__Exercise directions__
Find each line containing the string "xlabel" and return it.

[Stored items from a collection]
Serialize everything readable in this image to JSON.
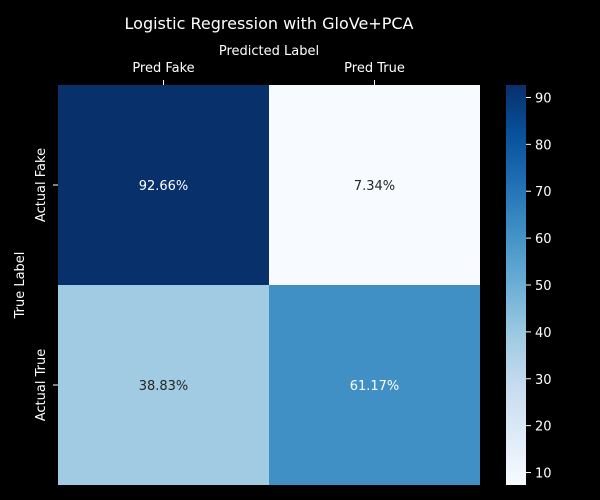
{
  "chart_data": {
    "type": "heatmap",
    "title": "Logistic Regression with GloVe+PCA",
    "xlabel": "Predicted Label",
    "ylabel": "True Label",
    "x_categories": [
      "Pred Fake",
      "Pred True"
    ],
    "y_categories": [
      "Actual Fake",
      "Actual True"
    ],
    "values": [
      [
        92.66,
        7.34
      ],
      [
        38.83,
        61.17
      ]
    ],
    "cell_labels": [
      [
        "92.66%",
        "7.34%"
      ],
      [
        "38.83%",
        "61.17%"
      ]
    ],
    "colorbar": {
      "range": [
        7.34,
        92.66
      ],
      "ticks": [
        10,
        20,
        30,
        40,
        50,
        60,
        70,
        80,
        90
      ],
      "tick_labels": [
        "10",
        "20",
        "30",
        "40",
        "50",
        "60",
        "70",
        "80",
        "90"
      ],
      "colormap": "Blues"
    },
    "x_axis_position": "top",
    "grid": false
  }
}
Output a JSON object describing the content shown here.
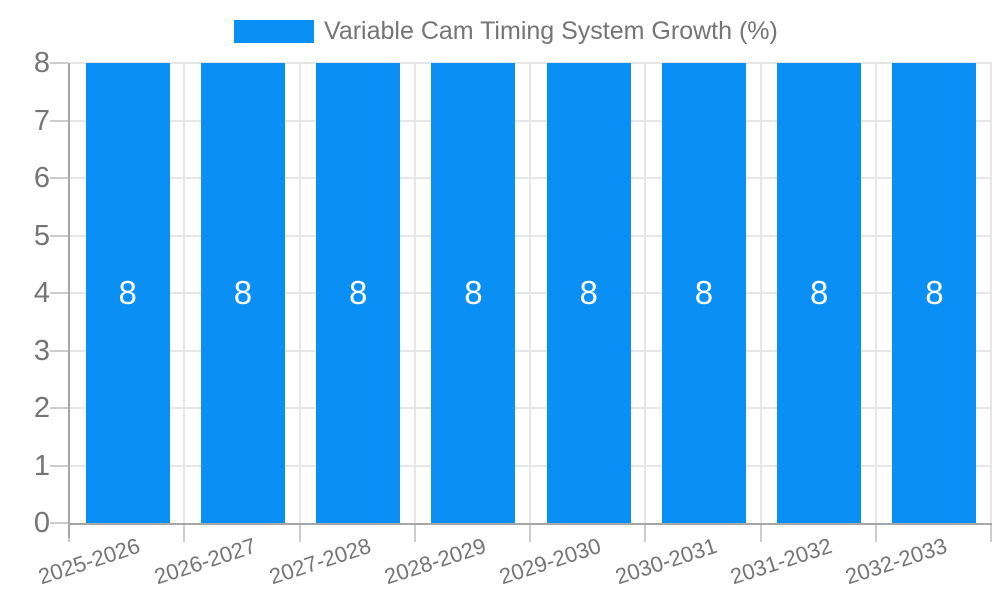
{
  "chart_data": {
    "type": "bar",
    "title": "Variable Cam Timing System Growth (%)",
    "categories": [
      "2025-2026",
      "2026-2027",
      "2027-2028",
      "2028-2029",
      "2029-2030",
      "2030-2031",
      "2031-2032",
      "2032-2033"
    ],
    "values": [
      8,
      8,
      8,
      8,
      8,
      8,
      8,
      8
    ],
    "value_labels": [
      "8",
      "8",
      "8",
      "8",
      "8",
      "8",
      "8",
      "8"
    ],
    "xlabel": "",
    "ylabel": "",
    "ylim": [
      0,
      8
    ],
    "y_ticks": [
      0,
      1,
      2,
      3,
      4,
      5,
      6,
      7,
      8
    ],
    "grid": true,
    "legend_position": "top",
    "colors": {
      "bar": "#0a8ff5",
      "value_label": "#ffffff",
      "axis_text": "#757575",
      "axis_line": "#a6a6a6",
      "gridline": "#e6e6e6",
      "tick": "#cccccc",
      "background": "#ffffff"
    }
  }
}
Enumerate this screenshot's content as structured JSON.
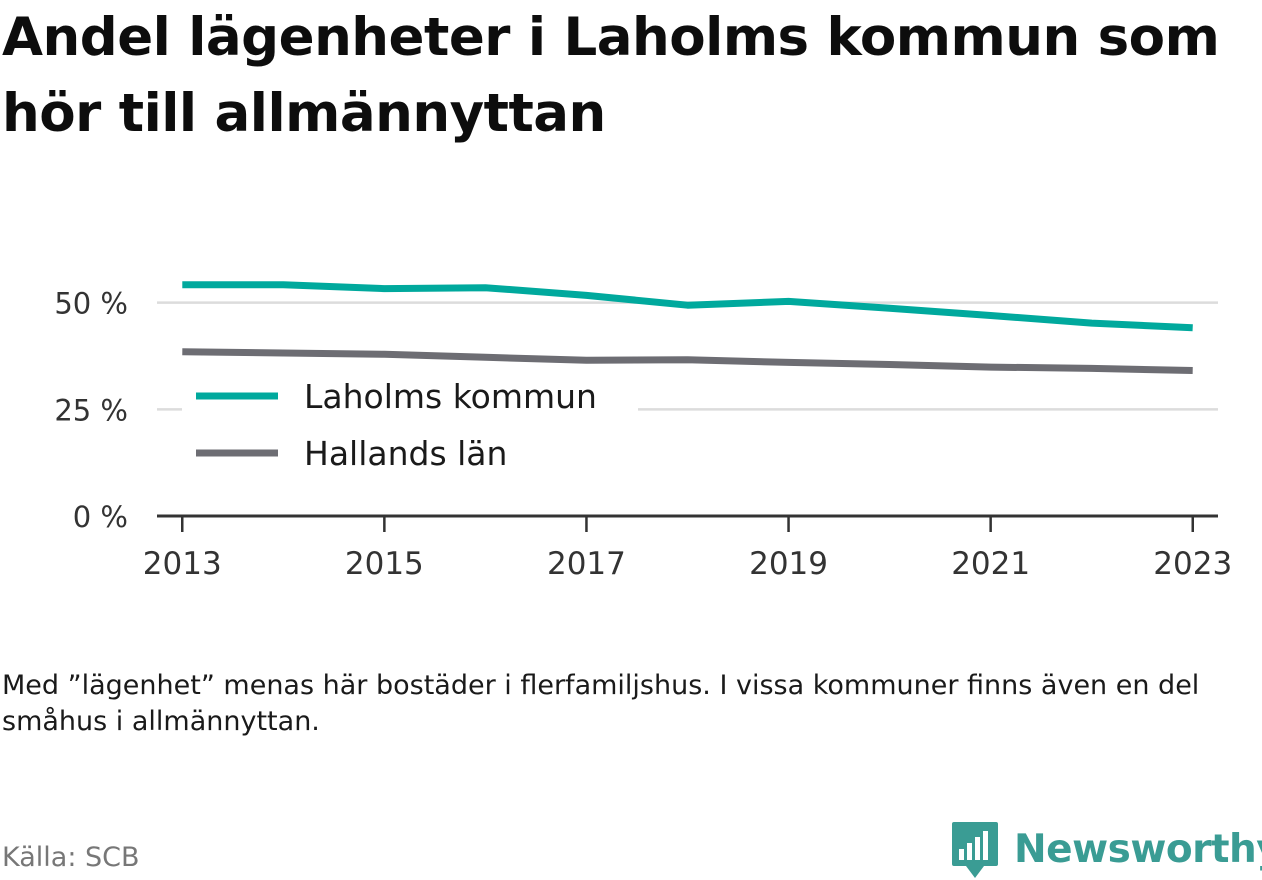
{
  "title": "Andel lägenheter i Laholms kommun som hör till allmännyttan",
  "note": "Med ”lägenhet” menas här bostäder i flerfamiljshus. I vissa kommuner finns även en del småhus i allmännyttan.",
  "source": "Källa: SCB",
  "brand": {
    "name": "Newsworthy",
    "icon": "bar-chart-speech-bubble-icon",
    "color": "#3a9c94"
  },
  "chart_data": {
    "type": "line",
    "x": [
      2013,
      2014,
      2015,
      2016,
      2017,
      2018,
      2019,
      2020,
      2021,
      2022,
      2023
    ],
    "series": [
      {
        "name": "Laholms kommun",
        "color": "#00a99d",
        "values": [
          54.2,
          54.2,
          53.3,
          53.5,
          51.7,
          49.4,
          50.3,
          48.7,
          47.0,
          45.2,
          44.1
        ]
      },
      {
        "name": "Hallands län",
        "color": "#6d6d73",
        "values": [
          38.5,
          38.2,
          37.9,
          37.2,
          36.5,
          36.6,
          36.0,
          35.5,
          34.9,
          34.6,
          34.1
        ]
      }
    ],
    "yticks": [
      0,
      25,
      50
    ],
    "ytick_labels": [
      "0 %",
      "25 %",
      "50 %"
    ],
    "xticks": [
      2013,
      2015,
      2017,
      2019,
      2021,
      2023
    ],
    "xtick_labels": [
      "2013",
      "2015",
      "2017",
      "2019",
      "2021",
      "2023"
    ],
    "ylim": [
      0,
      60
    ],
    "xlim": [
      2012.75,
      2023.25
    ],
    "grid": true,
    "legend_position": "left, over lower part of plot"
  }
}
--
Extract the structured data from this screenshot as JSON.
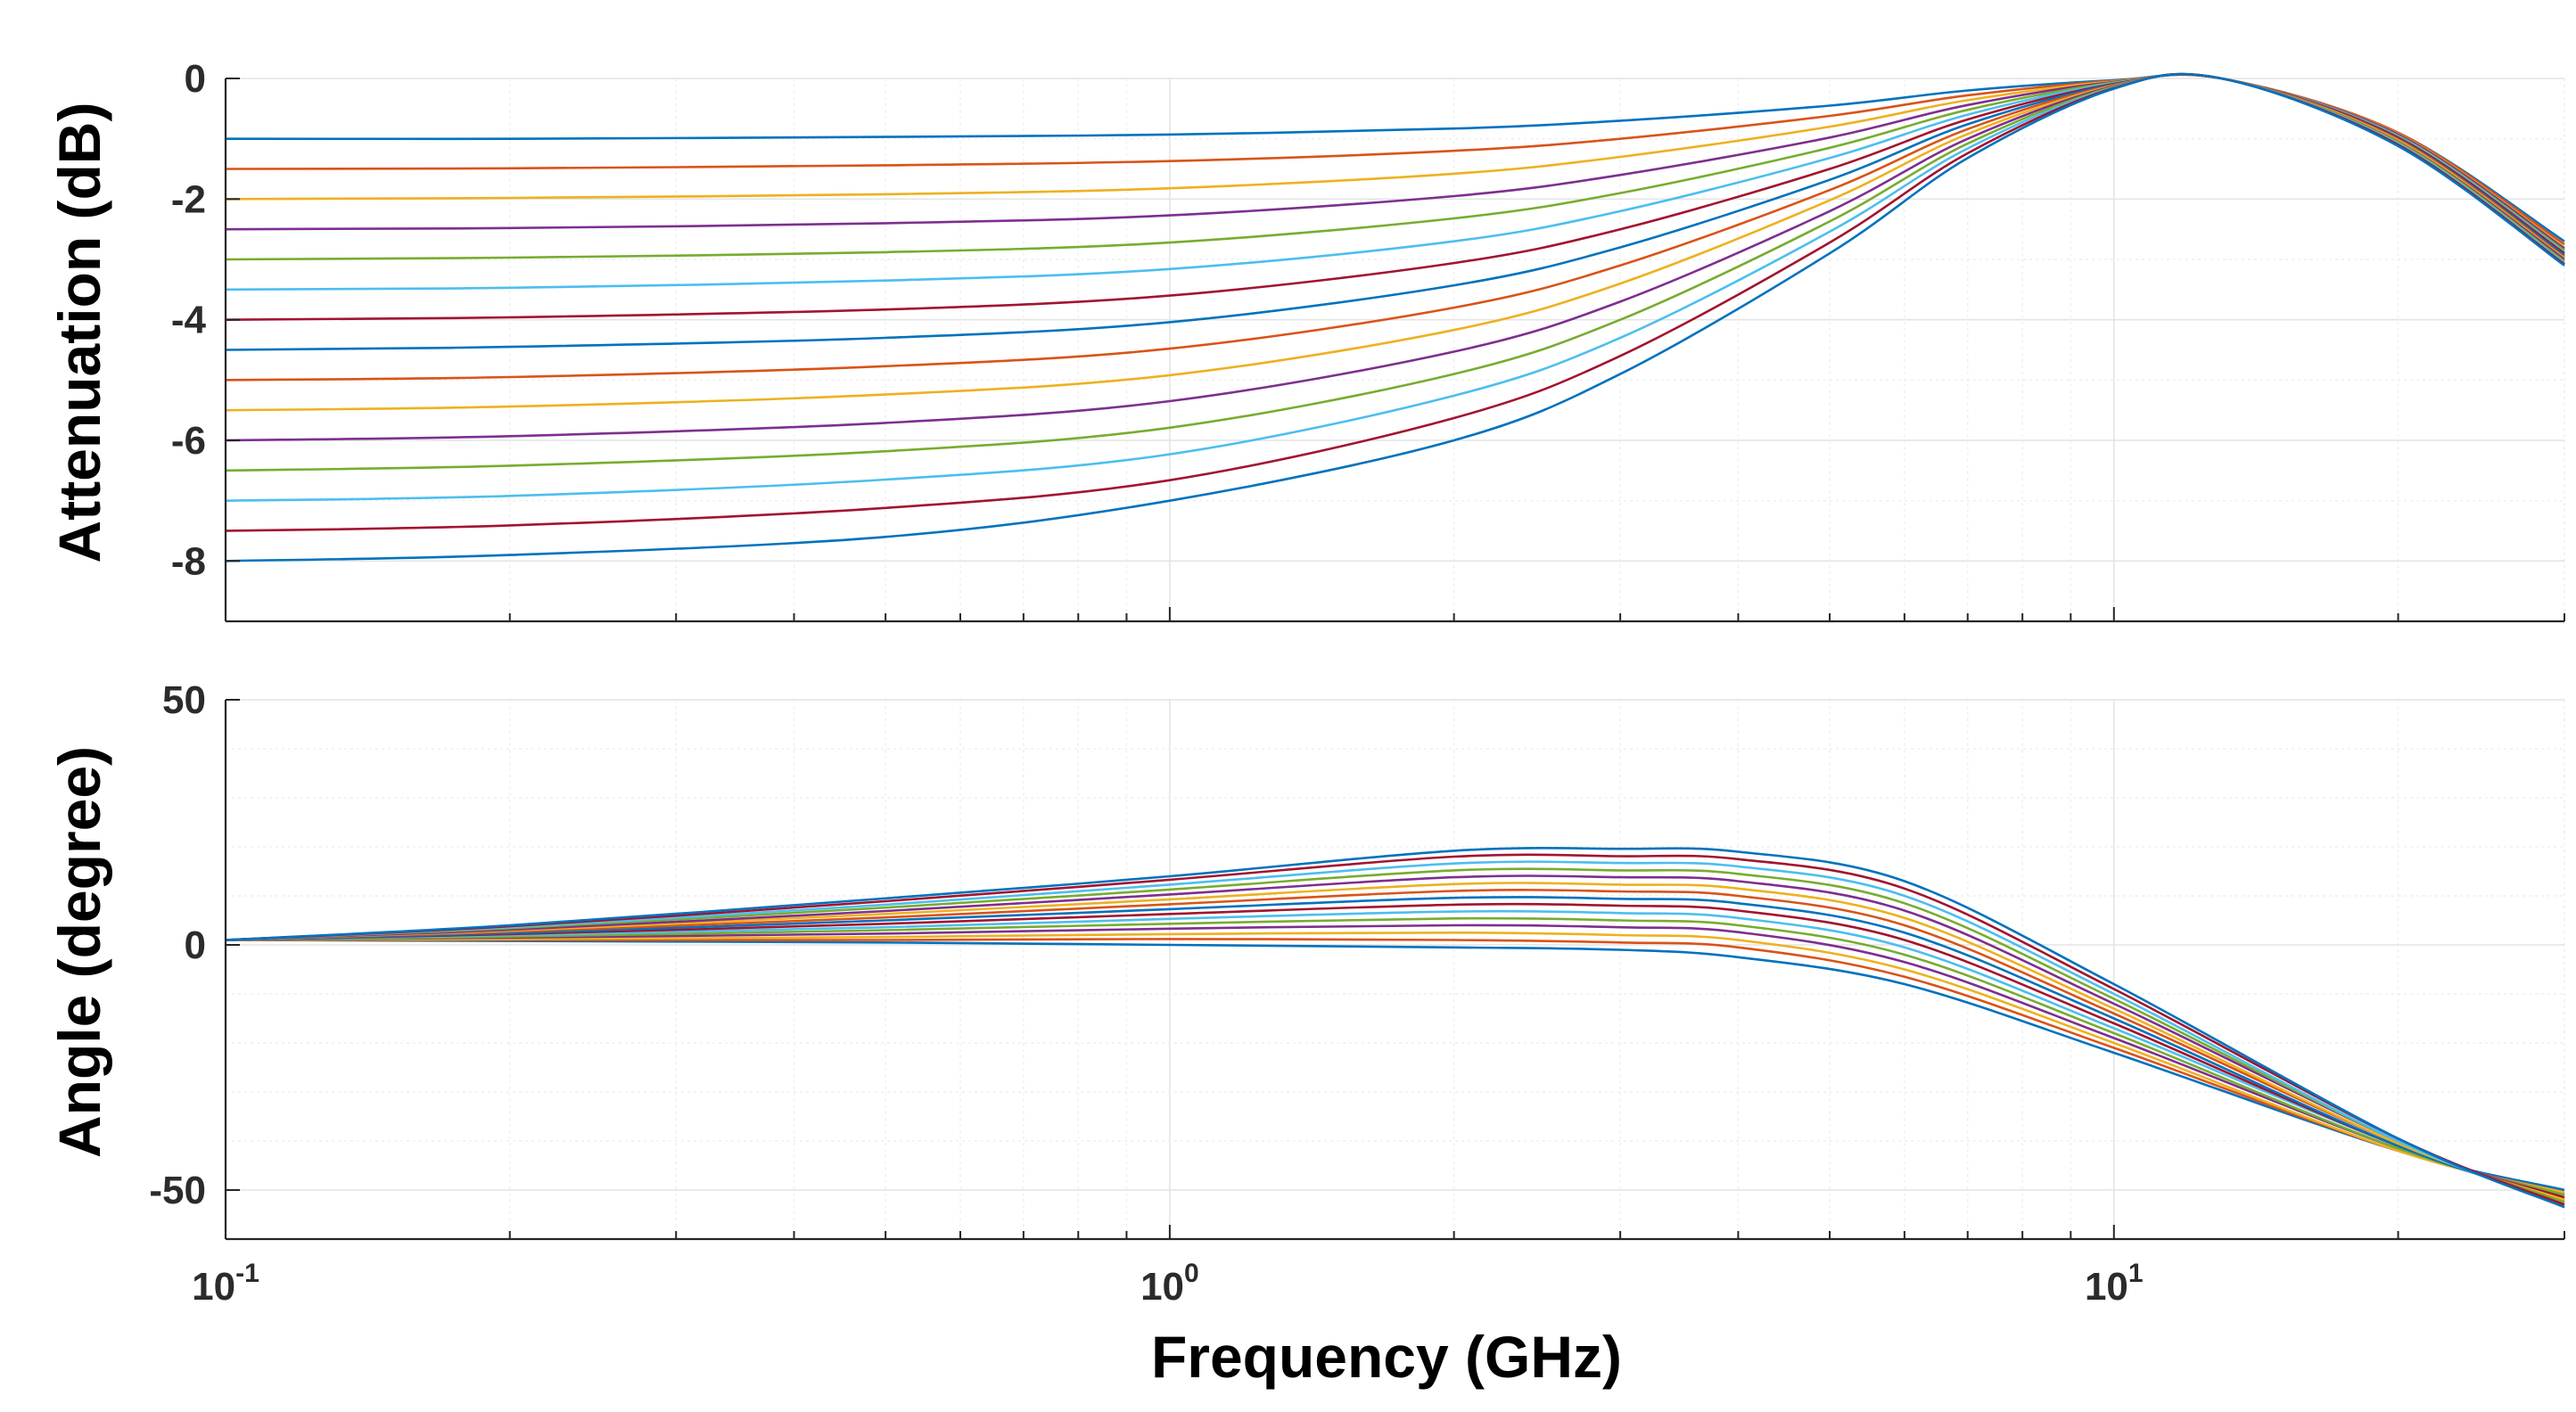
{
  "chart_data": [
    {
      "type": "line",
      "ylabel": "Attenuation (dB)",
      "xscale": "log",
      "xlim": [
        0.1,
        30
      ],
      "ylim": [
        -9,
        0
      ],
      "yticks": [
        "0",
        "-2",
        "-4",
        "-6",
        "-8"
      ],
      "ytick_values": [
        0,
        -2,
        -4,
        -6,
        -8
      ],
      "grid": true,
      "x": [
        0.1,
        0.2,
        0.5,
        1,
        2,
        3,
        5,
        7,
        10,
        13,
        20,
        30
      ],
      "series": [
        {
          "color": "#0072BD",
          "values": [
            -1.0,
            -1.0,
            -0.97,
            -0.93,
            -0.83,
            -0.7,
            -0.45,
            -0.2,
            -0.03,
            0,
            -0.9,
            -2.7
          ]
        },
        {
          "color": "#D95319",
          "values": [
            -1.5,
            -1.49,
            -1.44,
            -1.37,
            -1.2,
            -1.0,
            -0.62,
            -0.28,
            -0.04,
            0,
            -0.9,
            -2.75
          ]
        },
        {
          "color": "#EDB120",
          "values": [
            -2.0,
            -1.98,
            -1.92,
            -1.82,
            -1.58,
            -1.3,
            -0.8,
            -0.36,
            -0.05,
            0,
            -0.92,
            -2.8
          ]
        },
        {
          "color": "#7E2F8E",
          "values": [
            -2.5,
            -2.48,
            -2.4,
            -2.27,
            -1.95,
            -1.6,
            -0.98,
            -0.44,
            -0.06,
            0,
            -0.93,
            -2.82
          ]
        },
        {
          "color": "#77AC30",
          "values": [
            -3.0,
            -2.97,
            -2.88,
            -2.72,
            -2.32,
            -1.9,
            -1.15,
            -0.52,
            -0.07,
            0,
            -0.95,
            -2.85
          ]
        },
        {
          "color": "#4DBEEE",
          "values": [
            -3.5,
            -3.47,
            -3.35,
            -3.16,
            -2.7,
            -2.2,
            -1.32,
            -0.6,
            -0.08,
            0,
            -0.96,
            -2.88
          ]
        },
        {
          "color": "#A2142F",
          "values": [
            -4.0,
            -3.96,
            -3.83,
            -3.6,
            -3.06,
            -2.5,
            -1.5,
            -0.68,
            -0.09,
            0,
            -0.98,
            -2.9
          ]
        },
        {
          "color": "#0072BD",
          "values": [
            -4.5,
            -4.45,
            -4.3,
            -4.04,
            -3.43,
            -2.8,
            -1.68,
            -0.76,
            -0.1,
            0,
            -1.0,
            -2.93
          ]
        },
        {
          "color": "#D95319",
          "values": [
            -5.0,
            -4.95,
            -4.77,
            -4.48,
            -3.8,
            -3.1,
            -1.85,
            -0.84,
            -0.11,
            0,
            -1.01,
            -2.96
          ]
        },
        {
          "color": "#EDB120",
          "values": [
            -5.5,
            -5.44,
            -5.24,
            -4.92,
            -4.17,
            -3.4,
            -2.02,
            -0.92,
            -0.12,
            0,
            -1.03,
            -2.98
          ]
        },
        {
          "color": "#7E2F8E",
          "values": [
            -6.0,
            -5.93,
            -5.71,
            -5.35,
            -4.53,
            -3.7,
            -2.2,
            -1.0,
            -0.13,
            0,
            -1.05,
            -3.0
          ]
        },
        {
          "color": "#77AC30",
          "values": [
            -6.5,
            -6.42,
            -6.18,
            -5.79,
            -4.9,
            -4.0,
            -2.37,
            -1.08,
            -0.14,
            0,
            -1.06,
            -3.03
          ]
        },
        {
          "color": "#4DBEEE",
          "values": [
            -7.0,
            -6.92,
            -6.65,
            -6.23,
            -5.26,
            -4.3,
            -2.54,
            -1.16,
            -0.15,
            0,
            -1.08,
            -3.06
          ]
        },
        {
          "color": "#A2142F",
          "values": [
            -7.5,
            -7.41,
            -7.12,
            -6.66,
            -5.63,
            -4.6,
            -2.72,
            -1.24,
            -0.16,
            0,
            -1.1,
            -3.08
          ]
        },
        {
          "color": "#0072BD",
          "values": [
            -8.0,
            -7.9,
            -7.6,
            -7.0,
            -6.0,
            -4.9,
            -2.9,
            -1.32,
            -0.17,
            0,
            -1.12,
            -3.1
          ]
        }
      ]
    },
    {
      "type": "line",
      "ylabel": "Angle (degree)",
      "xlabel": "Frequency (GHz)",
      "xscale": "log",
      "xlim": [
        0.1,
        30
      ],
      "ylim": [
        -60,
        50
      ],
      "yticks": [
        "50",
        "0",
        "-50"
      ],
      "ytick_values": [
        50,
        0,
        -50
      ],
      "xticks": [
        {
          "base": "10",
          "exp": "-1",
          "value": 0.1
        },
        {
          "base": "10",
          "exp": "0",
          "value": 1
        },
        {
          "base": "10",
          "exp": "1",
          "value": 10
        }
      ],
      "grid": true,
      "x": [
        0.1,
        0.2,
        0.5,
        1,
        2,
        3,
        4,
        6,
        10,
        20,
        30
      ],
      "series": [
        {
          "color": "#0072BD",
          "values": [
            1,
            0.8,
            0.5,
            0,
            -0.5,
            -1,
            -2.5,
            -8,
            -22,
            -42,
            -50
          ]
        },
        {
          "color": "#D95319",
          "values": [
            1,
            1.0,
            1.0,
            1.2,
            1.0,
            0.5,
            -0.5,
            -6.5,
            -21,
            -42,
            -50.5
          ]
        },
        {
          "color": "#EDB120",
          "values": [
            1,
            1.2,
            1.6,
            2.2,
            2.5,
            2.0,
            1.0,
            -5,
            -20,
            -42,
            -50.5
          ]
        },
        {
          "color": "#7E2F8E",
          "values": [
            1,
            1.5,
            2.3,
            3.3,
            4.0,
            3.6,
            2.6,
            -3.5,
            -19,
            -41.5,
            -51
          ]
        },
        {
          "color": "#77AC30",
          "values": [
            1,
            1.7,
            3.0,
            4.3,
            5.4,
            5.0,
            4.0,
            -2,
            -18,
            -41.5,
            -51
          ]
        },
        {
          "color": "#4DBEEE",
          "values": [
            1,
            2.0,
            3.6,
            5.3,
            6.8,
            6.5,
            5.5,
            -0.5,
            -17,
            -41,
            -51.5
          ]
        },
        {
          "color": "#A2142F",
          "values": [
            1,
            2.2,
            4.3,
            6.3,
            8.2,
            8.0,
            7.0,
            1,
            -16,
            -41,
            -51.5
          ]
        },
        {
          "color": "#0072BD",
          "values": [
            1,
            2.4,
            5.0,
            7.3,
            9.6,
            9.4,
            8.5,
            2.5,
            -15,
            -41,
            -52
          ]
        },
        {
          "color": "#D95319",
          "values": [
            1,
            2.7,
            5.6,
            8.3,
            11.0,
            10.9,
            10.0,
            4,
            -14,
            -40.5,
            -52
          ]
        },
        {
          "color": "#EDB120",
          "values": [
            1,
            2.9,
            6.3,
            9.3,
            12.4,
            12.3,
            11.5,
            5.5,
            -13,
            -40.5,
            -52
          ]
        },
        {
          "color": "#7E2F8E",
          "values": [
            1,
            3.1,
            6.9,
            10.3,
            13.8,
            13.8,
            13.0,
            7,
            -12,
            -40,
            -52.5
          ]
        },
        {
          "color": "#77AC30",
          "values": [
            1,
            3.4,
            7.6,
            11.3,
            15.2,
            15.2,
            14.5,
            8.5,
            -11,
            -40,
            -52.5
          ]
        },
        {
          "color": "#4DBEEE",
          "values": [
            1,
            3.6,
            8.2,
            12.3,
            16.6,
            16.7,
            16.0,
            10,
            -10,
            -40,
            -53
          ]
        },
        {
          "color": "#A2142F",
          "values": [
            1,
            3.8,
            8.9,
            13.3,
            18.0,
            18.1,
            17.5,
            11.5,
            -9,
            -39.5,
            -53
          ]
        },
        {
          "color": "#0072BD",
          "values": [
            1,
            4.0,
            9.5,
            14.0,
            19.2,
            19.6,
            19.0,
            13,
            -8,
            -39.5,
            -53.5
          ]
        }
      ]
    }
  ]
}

__Exercise response__
    "xlabel": "Predicted Label",
    "xlabel": "",
      "xlabel": "Frequency (GHz)",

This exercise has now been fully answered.